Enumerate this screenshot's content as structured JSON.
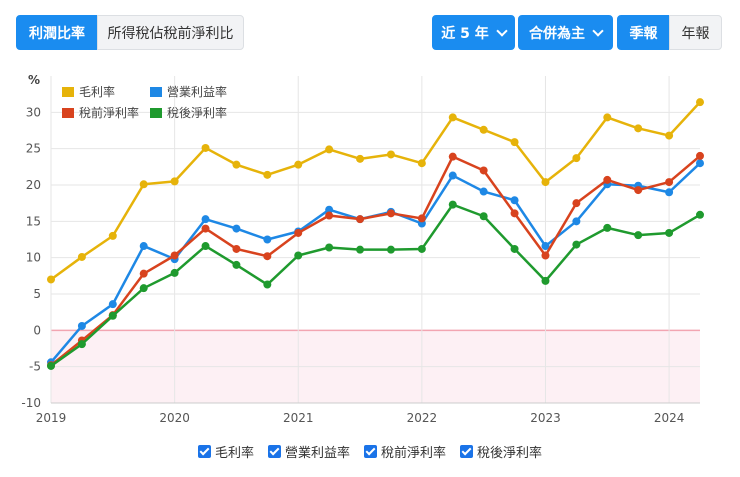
{
  "toolbar": {
    "tab_margin": "利潤比率",
    "tab_tax": "所得稅佔稅前淨利比",
    "period": "近 5 年",
    "consolidation": "合併為主",
    "quarterly": "季報",
    "annual": "年報"
  },
  "colors": {
    "primary": "#1a8cf0",
    "gross": "#e6b30a",
    "operating": "#1e88e5",
    "pretax": "#d8431e",
    "net": "#1f9a2e",
    "negative_band": "#fdf0f4",
    "zero_line": "#f2a5b1"
  },
  "chart_data": {
    "type": "line",
    "ylabel": "%",
    "ylim": [
      -10,
      35
    ],
    "yticks": [
      -10,
      -5,
      0,
      5,
      10,
      15,
      20,
      25,
      30
    ],
    "xlim": [
      2019,
      2024.25
    ],
    "xticks": [
      "2019",
      "2020",
      "2021",
      "2022",
      "2023",
      "2024"
    ],
    "x": [
      2019,
      2019.25,
      2019.5,
      2019.75,
      2020,
      2020.25,
      2020.5,
      2020.75,
      2021,
      2021.25,
      2021.5,
      2021.75,
      2022,
      2022.25,
      2022.5,
      2022.75,
      2023,
      2023.25,
      2023.5,
      2023.75,
      2024,
      2024.25
    ],
    "legend_position": "top-left",
    "series": [
      {
        "name": "毛利率",
        "color": "#e6b30a",
        "values": [
          7.0,
          10.1,
          13.0,
          20.1,
          20.5,
          25.1,
          22.8,
          21.4,
          22.8,
          24.9,
          23.6,
          24.2,
          23.0,
          29.3,
          27.6,
          25.9,
          20.4,
          23.7,
          29.3,
          27.8,
          26.8,
          31.4
        ]
      },
      {
        "name": "營業利益率",
        "color": "#1e88e5",
        "values": [
          -4.4,
          0.6,
          3.6,
          11.6,
          9.8,
          15.3,
          14.0,
          12.5,
          13.6,
          16.6,
          15.3,
          16.3,
          14.7,
          21.3,
          19.1,
          17.9,
          11.6,
          15.0,
          20.1,
          19.9,
          19.0,
          23.0
        ]
      },
      {
        "name": "稅前淨利率",
        "color": "#d8431e",
        "values": [
          -4.8,
          -1.4,
          2.1,
          7.8,
          10.3,
          14.0,
          11.2,
          10.2,
          13.4,
          15.8,
          15.3,
          16.1,
          15.4,
          23.9,
          22.0,
          16.1,
          10.3,
          17.5,
          20.7,
          19.3,
          20.4,
          24.0
        ]
      },
      {
        "name": "稅後淨利率",
        "color": "#1f9a2e",
        "values": [
          -4.9,
          -1.9,
          2.0,
          5.8,
          7.9,
          11.6,
          9.0,
          6.3,
          10.3,
          11.4,
          11.1,
          11.1,
          11.2,
          17.3,
          15.7,
          11.2,
          6.8,
          11.8,
          14.1,
          13.1,
          13.4,
          15.9
        ]
      }
    ]
  }
}
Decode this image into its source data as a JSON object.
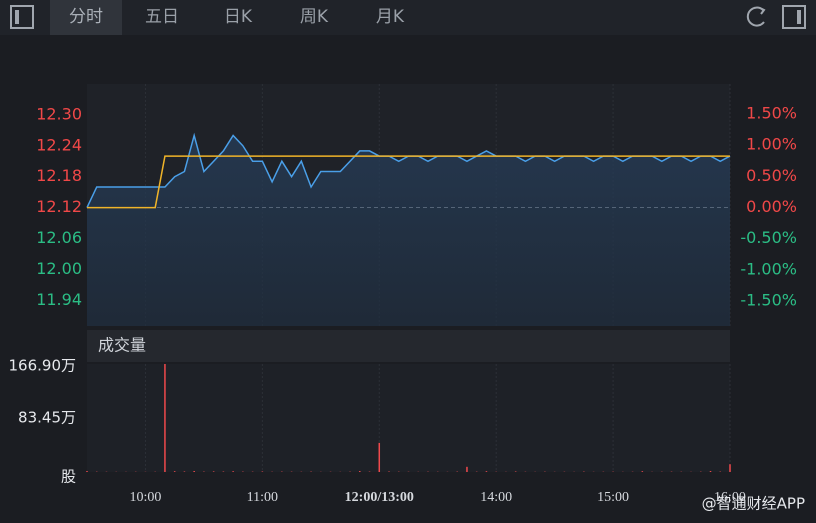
{
  "tabs": [
    "分时",
    "五日",
    "日K",
    "周K",
    "月K"
  ],
  "watermark": "@智通财经APP",
  "chart_data": [
    {
      "type": "line",
      "series": [
        {
          "color": "#4a9fe8",
          "values": [
            12.12,
            12.16,
            12.16,
            12.16,
            12.16,
            12.16,
            12.16,
            12.16,
            12.16,
            12.18,
            12.19,
            12.26,
            12.19,
            12.21,
            12.23,
            12.26,
            12.24,
            12.21,
            12.21,
            12.17,
            12.21,
            12.18,
            12.21,
            12.16,
            12.19,
            12.19,
            12.19,
            12.21,
            12.23,
            12.23,
            12.22,
            12.22,
            12.21,
            12.22,
            12.22,
            12.21,
            12.22,
            12.22,
            12.22,
            12.21,
            12.22,
            12.23,
            12.22,
            12.22,
            12.22,
            12.21,
            12.22,
            12.22,
            12.21,
            12.22,
            12.22,
            12.22,
            12.21,
            12.22,
            12.22,
            12.21,
            12.22,
            12.22,
            12.22,
            12.21,
            12.22,
            12.22,
            12.21,
            12.22,
            12.22,
            12.21,
            12.22
          ]
        },
        {
          "color": "#f0b429",
          "values": [
            12.12,
            12.12,
            12.12,
            12.12,
            12.12,
            12.12,
            12.12,
            12.12,
            12.22,
            12.22,
            12.22,
            12.22,
            12.22,
            12.22,
            12.22,
            12.22,
            12.22,
            12.22,
            12.22,
            12.22,
            12.22,
            12.22,
            12.22,
            12.22,
            12.22,
            12.22,
            12.22,
            12.22,
            12.22,
            12.22,
            12.22,
            12.22,
            12.22,
            12.22,
            12.22,
            12.22,
            12.22,
            12.22,
            12.22,
            12.22,
            12.22,
            12.22,
            12.22,
            12.22,
            12.22,
            12.22,
            12.22,
            12.22,
            12.22,
            12.22,
            12.22,
            12.22,
            12.22,
            12.22,
            12.22,
            12.22,
            12.22,
            12.22,
            12.22,
            12.22,
            12.22,
            12.22,
            12.22,
            12.22,
            12.22,
            12.22,
            12.22
          ]
        }
      ],
      "xlim": [
        0,
        66
      ],
      "xticks": [
        {
          "value": 6,
          "label": "10:00"
        },
        {
          "value": 18,
          "label": "11:00"
        },
        {
          "value": 30,
          "label": "12:00/13:00"
        },
        {
          "value": 42,
          "label": "14:00"
        },
        {
          "value": 54,
          "label": "15:00"
        },
        {
          "value": 66,
          "label": "16:00"
        }
      ],
      "ylim": [
        11.89,
        12.36
      ],
      "yticks": [
        {
          "value": 12.3,
          "label": "12.30"
        },
        12.24,
        12.18,
        12.12,
        12.06,
        {
          "value": 12.0,
          "label": "12.00"
        },
        11.94
      ],
      "y2lim": [
        -1.9,
        1.98
      ],
      "y2ticks": [
        {
          "value": 1.5,
          "label": "1.50%"
        },
        {
          "value": 1.0,
          "label": "1.00%"
        },
        {
          "value": 0.5,
          "label": "0.50%"
        },
        {
          "value": 0,
          "label": "0.00%"
        },
        {
          "value": -0.5,
          "label": "-0.50%"
        },
        {
          "value": -1.0,
          "label": "-1.00%"
        },
        {
          "value": -1.5,
          "label": "-1.50%"
        }
      ],
      "up_color": "#f04848",
      "down_color": "#2bbd85",
      "grid": true
    },
    {
      "type": "bar",
      "title": "成交量",
      "color": "#f0494c",
      "values": [
        1.5,
        0.5,
        0.4,
        0.3,
        0.3,
        0.4,
        0.3,
        0.4,
        166.9,
        1.2,
        0.8,
        1.5,
        0.6,
        0.9,
        0.7,
        1.2,
        0.6,
        0.5,
        0.8,
        0.4,
        0.6,
        0.5,
        0.4,
        0.6,
        0.3,
        0.4,
        0.3,
        0.5,
        1.5,
        0.6,
        45,
        0.8,
        0.5,
        0.4,
        0.3,
        0.5,
        0.4,
        0.3,
        0.6,
        8,
        0.5,
        1.2,
        0.4,
        0.3,
        0.8,
        0.4,
        0.3,
        0.5,
        0.3,
        0.4,
        0.3,
        0.6,
        0.3,
        0.4,
        0.5,
        0.3,
        0.4,
        1.2,
        0.3,
        0.4,
        0.5,
        0.4,
        0.3,
        0.5,
        1.5,
        0.6,
        12
      ],
      "xlim": [
        0,
        66
      ],
      "ylim": [
        0,
        166.9
      ],
      "yticks": [
        {
          "value": 166.9,
          "label": "166.90万"
        },
        {
          "value": 83.45,
          "label": "83.45万"
        },
        {
          "value": 0,
          "label": "股"
        }
      ]
    }
  ]
}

········

Stated goal
Quote in full the listing given above; the images are to be left out.

Solution to this problem
Enumerate this screenshot's content as structured JSON.
{
  "toolbar": {
    "tab_margin": "利潤比率",
    "tab_tax": "所得稅佔稅前淨利比",
    "period": "近 5 年",
    "consolidation": "合併為主",
    "quarterly": "季報",
    "annual": "年報"
  },
  "colors": {
    "primary": "#1a8cf0",
    "gross": "#e6b30a",
    "operating": "#1e88e5",
    "pretax": "#d8431e",
    "net": "#1f9a2e",
    "negative_band": "#fdf0f4",
    "zero_line": "#f2a5b1"
  },
  "chart_data": {
    "type": "line",
    "ylabel": "%",
    "ylim": [
      -10,
      35
    ],
    "yticks": [
      -10,
      -5,
      0,
      5,
      10,
      15,
      20,
      25,
      30
    ],
    "xlim": [
      2019,
      2024.25
    ],
    "xticks": [
      "2019",
      "2020",
      "2021",
      "2022",
      "2023",
      "2024"
    ],
    "x": [
      2019,
      2019.25,
      2019.5,
      2019.75,
      2020,
      2020.25,
      2020.5,
      2020.75,
      2021,
      2021.25,
      2021.5,
      2021.75,
      2022,
      2022.25,
      2022.5,
      2022.75,
      2023,
      2023.25,
      2023.5,
      2023.75,
      2024,
      2024.25
    ],
    "legend_position": "top-left",
    "series": [
      {
        "name": "毛利率",
        "color": "#e6b30a",
        "values": [
          7.0,
          10.1,
          13.0,
          20.1,
          20.5,
          25.1,
          22.8,
          21.4,
          22.8,
          24.9,
          23.6,
          24.2,
          23.0,
          29.3,
          27.6,
          25.9,
          20.4,
          23.7,
          29.3,
          27.8,
          26.8,
          31.4
        ]
      },
      {
        "name": "營業利益率",
        "color": "#1e88e5",
        "values": [
          -4.4,
          0.6,
          3.6,
          11.6,
          9.8,
          15.3,
          14.0,
          12.5,
          13.6,
          16.6,
          15.3,
          16.3,
          14.7,
          21.3,
          19.1,
          17.9,
          11.6,
          15.0,
          20.1,
          19.9,
          19.0,
          23.0
        ]
      },
      {
        "name": "稅前淨利率",
        "color": "#d8431e",
        "values": [
          -4.8,
          -1.4,
          2.1,
          7.8,
          10.3,
          14.0,
          11.2,
          10.2,
          13.4,
          15.8,
          15.3,
          16.1,
          15.4,
          23.9,
          22.0,
          16.1,
          10.3,
          17.5,
          20.7,
          19.3,
          20.4,
          24.0
        ]
      },
      {
        "name": "稅後淨利率",
        "color": "#1f9a2e",
        "values": [
          -4.9,
          -1.9,
          2.0,
          5.8,
          7.9,
          11.6,
          9.0,
          6.3,
          10.3,
          11.4,
          11.1,
          11.1,
          11.2,
          17.3,
          15.7,
          11.2,
          6.8,
          11.8,
          14.1,
          13.1,
          13.4,
          15.9
        ]
      }
    ]
  }
}
Decode this image into its source data as a JSON object.
{
  "tabs": [
    "分时",
    "五日",
    "日K",
    "周K",
    "月K"
  ],
  "watermark": "@智通财经APP",
  "chart_data": [
    {
      "type": "line",
      "series": [
        {
          "color": "#4a9fe8",
          "values": [
            12.12,
            12.16,
            12.16,
            12.16,
            12.16,
            12.16,
            12.16,
            12.16,
            12.16,
            12.18,
            12.19,
            12.26,
            12.19,
            12.21,
            12.23,
            12.26,
            12.24,
            12.21,
            12.21,
            12.17,
            12.21,
            12.18,
            12.21,
            12.16,
            12.19,
            12.19,
            12.19,
            12.21,
            12.23,
            12.23,
            12.22,
            12.22,
            12.21,
            12.22,
            12.22,
            12.21,
            12.22,
            12.22,
            12.22,
            12.21,
            12.22,
            12.23,
            12.22,
            12.22,
            12.22,
            12.21,
            12.22,
            12.22,
            12.21,
            12.22,
            12.22,
            12.22,
            12.21,
            12.22,
            12.22,
            12.21,
            12.22,
            12.22,
            12.22,
            12.21,
            12.22,
            12.22,
            12.21,
            12.22,
            12.22,
            12.21,
            12.22
          ]
        },
        {
          "color": "#f0b429",
          "values": [
            12.12,
            12.12,
            12.12,
            12.12,
            12.12,
            12.12,
            12.12,
            12.12,
            12.22,
            12.22,
            12.22,
            12.22,
            12.22,
            12.22,
            12.22,
            12.22,
            12.22,
            12.22,
            12.22,
            12.22,
            12.22,
            12.22,
            12.22,
            12.22,
            12.22,
            12.22,
            12.22,
            12.22,
            12.22,
            12.22,
            12.22,
            12.22,
            12.22,
            12.22,
            12.22,
            12.22,
            12.22,
            12.22,
            12.22,
            12.22,
            12.22,
            12.22,
            12.22,
            12.22,
            12.22,
            12.22,
            12.22,
            12.22,
            12.22,
            12.22,
            12.22,
            12.22,
            12.22,
            12.22,
            12.22,
            12.22,
            12.22,
            12.22,
            12.22,
            12.22,
            12.22,
            12.22,
            12.22,
            12.22,
            12.22,
            12.22,
            12.22
          ]
        }
      ],
      "xlim": [
        0,
        66
      ],
      "xticks": [
        {
          "value": 6,
          "label": "10:00"
        },
        {
          "value": 18,
          "label": "11:00"
        },
        {
          "value": 30,
          "label": "12:00/13:00"
        },
        {
          "value": 42,
          "label": "14:00"
        },
        {
          "value": 54,
          "label": "15:00"
        },
        {
          "value": 66,
          "label": "16:00"
        }
      ],
      "ylim": [
        11.89,
        12.36
      ],
      "yticks": [
        {
          "value": 12.3,
          "label": "12.30"
        },
        12.24,
        12.18,
        12.12,
        12.06,
        {
          "value": 12.0,
          "label": "12.00"
        },
        11.94
      ],
      "y2lim": [
        -1.9,
        1.98
      ],
      "y2ticks": [
        {
          "value": 1.5,
          "label": "1.50%"
        },
        {
          "value": 1.0,
          "label": "1.00%"
        },
        {
          "value": 0.5,
          "label": "0.50%"
        },
        {
          "value": 0,
          "label": "0.00%"
        },
        {
          "value": -0.5,
          "label": "-0.50%"
        },
        {
          "value": -1.0,
          "label": "-1.00%"
        },
        {
          "value": -1.5,
          "label": "-1.50%"
        }
      ],
      "up_color": "#f04848",
      "down_color": "#2bbd85",
      "grid": true
    },
    {
      "type": "bar",
      "title": "成交量",
      "color": "#f0494c",
      "values": [
        1.5,
        0.5,
        0.4,
        0.3,
        0.3,
        0.4,
        0.3,
        0.4,
        166.9,
        1.2,
        0.8,
        1.5,
        0.6,
        0.9,
        0.7,
        1.2,
        0.6,
        0.5,
        0.8,
        0.4,
        0.6,
        0.5,
        0.4,
        0.6,
        0.3,
        0.4,
        0.3,
        0.5,
        1.5,
        0.6,
        45,
        0.8,
        0.5,
        0.4,
        0.3,
        0.5,
        0.4,
        0.3,
        0.6,
        8,
        0.5,
        1.2,
        0.4,
        0.3,
        0.8,
        0.4,
        0.3,
        0.5,
        0.3,
        0.4,
        0.3,
        0.6,
        0.3,
        0.4,
        0.5,
        0.3,
        0.4,
        1.2,
        0.3,
        0.4,
        0.5,
        0.4,
        0.3,
        0.5,
        1.5,
        0.6,
        12
      ],
      "xlim": [
        0,
        66
      ],
      "ylim": [
        0,
        166.9
      ],
      "yticks": [
        {
          "value": 166.9,
          "label": "166.90万"
        },
        {
          "value": 83.45,
          "label": "83.45万"
        },
        {
          "value": 0,
          "label": "股"
        }
      ]
    }
  ]
}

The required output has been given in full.